▶ [Provided entries]:

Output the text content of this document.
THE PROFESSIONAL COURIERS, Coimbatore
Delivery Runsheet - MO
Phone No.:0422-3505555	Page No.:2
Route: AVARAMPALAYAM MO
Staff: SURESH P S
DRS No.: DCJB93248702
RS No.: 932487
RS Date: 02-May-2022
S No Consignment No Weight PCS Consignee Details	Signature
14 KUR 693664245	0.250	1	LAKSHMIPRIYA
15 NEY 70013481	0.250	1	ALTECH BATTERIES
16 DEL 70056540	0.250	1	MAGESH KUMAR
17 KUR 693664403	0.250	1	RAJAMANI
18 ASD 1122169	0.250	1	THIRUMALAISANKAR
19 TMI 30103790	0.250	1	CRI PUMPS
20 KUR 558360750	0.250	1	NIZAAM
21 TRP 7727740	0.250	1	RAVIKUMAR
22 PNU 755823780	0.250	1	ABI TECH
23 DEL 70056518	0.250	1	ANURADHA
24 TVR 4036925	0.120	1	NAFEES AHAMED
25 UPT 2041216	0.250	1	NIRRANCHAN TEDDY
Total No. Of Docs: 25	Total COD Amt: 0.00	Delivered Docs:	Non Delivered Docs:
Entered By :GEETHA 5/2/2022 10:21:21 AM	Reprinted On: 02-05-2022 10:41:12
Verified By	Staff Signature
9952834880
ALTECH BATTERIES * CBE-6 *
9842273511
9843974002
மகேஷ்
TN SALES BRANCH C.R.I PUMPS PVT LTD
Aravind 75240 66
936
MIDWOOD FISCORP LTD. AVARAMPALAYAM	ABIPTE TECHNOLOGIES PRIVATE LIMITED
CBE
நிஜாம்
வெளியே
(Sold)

▶ [Set exercise]: Please output every record, keeping each line exact.

▶ [Result of the exercise]:
Output the text content of this document.
THE PROFESSIONAL COURIERS, Coimbatore
Delivery Runsheet - MO
Phone No.:0422-3505555	Page No.:2
Route: AVARAMPALAYAM MO
Staff: SURESH P S
DRS No.: DCJB93248702
RS No.: 932487
RS Date: 02-May-2022
S No Consignment No Weight PCS Consignee Details	Signature
14 KUR 693664245	0.250	1	LAKSHMIPRIYA
15 NEY 70013481	0.250	1	ALTECH BATTERIES
16 DEL 70056540	0.250	1	MAGESH KUMAR
17 KUR 693664403	0.250	1	RAJAMANI
18 ASD 1122169	0.250	1	THIRUMALAISANKAR
19 TMI 30103790	0.250	1	CRI PUMPS
20 KUR 558360750	0.250	1	NIZAAM
21 TRP 7727740	0.250	1	RAVIKUMAR
22 PNU 755823780	0.250	1	ABI TECH
23 DEL 70056518	0.250	1	ANURADHA
24 TVR 4036925	0.120	1	NAFEES AHAMED
25 UPT 2041216	0.250	1	NIRRANCHAN TEDDY
Total No. Of Docs: 25	Total COD Amt: 0.00	Delivered Docs:	Non Delivered Docs:
Entered By :GEETHA 5/2/2022 10:21:21 AM	Reprinted On: 02-05-2022 10:41:12
Verified By	Staff Signature
9952834880
ALTECH BATTERIES * CBE-6 *
9842273511
9843974002
மகேஷ்
TN SALES BRANCH C.R.I PUMPS PVT LTD
Aravind 75240 66
936
MIDWOOD FISCORP LTD. AVARAMPALAYAM	ABIPTE TECHNOLOGIES PRIVATE LIMITED
CBE
நிஜாம்
வெளியே
(Sold)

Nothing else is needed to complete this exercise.